** START DATASET EXCERPTS **

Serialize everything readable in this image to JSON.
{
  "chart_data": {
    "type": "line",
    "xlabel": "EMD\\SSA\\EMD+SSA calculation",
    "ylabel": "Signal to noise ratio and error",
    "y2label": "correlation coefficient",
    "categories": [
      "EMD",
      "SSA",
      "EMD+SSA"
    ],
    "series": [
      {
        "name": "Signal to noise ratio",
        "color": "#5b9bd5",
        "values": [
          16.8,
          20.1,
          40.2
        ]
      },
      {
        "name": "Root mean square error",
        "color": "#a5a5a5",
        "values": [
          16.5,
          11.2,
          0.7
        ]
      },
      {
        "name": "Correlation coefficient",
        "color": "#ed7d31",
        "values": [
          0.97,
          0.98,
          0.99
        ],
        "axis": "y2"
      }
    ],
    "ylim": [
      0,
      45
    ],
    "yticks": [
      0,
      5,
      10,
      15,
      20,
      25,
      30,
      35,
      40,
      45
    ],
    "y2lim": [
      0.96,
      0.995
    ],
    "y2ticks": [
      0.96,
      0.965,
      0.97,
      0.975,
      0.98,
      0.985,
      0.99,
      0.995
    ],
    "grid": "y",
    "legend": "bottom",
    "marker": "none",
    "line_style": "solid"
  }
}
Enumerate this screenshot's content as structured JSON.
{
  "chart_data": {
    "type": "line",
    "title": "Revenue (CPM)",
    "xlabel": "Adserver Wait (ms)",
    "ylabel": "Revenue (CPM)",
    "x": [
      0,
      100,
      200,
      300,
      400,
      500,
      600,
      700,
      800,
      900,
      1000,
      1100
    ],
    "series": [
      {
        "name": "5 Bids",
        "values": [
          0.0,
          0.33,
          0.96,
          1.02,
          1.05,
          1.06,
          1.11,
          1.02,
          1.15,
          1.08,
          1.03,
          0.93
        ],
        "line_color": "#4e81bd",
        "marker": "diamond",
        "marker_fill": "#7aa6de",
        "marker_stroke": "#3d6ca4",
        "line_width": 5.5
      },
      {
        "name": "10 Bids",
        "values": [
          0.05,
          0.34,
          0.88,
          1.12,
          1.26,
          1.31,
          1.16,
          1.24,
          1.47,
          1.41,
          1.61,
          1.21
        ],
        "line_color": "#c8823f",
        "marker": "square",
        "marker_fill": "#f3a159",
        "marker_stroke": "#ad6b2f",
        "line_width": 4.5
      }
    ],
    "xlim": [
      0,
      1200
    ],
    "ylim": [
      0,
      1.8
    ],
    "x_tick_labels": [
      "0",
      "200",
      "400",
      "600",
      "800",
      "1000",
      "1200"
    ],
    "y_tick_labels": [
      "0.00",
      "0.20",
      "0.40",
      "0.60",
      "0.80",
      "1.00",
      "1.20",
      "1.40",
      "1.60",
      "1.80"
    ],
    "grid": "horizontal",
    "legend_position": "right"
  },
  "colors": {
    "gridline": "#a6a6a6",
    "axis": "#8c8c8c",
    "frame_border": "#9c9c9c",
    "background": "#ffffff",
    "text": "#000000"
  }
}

** END DATASET EXCERPTS **

Of the lines above, how many contain the string "xlabel"? Only the number is required.

• SOLUTION FOR THIS TASK
2